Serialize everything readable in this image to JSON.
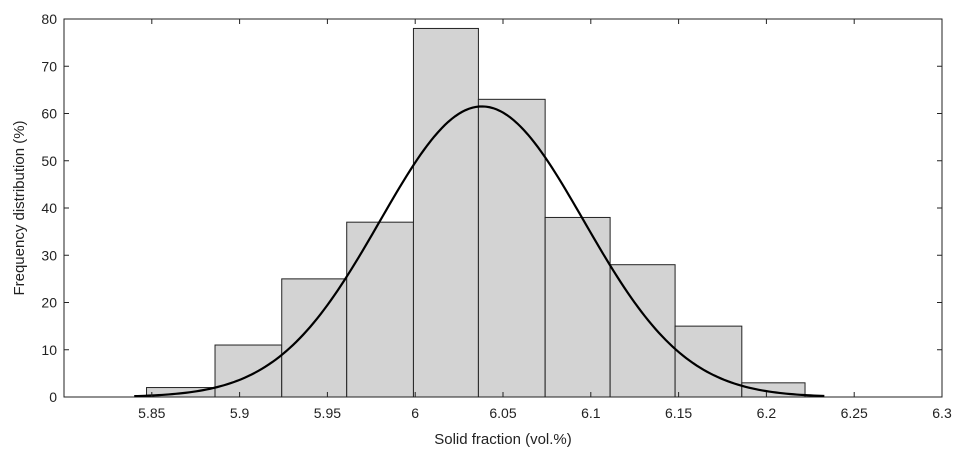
{
  "chart_data": {
    "type": "bar",
    "title": "",
    "xlabel": "Solid fraction (vol.%)",
    "ylabel": "Frequency distribution (%)",
    "xlim": [
      5.8,
      6.3
    ],
    "ylim": [
      0,
      80
    ],
    "xticks": [
      5.85,
      5.9,
      5.95,
      6,
      6.05,
      6.1,
      6.15,
      6.2,
      6.25,
      6.3
    ],
    "xtick_labels": [
      "5.85",
      "5.9",
      "5.95",
      "6",
      "6.05",
      "6.1",
      "6.15",
      "6.2",
      "6.25",
      "6.3"
    ],
    "yticks": [
      0,
      10,
      20,
      30,
      40,
      50,
      60,
      70,
      80
    ],
    "ytick_labels": [
      "0",
      "10",
      "20",
      "30",
      "40",
      "50",
      "60",
      "70",
      "80"
    ],
    "bar_edges": [
      5.847,
      5.886,
      5.924,
      5.961,
      5.999,
      6.036,
      6.074,
      6.111,
      6.148,
      6.186,
      6.222
    ],
    "values": [
      2,
      11,
      25,
      37,
      78,
      63,
      38,
      28,
      15,
      3
    ],
    "bar_color": "#d3d3d3",
    "bar_edge_color": "#222222",
    "fit_curve": {
      "type": "gaussian",
      "peak": 61.5,
      "mean": 6.038,
      "sigma": 0.058,
      "x_range": [
        5.84,
        6.233
      ],
      "color": "#000000"
    },
    "grid": false,
    "legend": "none"
  }
}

##########

Reproduce all the records verbatim, excluding images.

**Result for this exercise:**
Serialize everything readable in this image to JSON.
{
  "chart_data": {
    "type": "bar",
    "title": "",
    "xlabel": "Solid fraction (vol.%)",
    "ylabel": "Frequency distribution (%)",
    "xlim": [
      5.8,
      6.3
    ],
    "ylim": [
      0,
      80
    ],
    "xticks": [
      5.85,
      5.9,
      5.95,
      6,
      6.05,
      6.1,
      6.15,
      6.2,
      6.25,
      6.3
    ],
    "xtick_labels": [
      "5.85",
      "5.9",
      "5.95",
      "6",
      "6.05",
      "6.1",
      "6.15",
      "6.2",
      "6.25",
      "6.3"
    ],
    "yticks": [
      0,
      10,
      20,
      30,
      40,
      50,
      60,
      70,
      80
    ],
    "ytick_labels": [
      "0",
      "10",
      "20",
      "30",
      "40",
      "50",
      "60",
      "70",
      "80"
    ],
    "bar_edges": [
      5.847,
      5.886,
      5.924,
      5.961,
      5.999,
      6.036,
      6.074,
      6.111,
      6.148,
      6.186,
      6.222
    ],
    "values": [
      2,
      11,
      25,
      37,
      78,
      63,
      38,
      28,
      15,
      3
    ],
    "bar_color": "#d3d3d3",
    "bar_edge_color": "#222222",
    "fit_curve": {
      "type": "gaussian",
      "peak": 61.5,
      "mean": 6.038,
      "sigma": 0.058,
      "x_range": [
        5.84,
        6.233
      ],
      "color": "#000000"
    },
    "grid": false,
    "legend": "none"
  }
}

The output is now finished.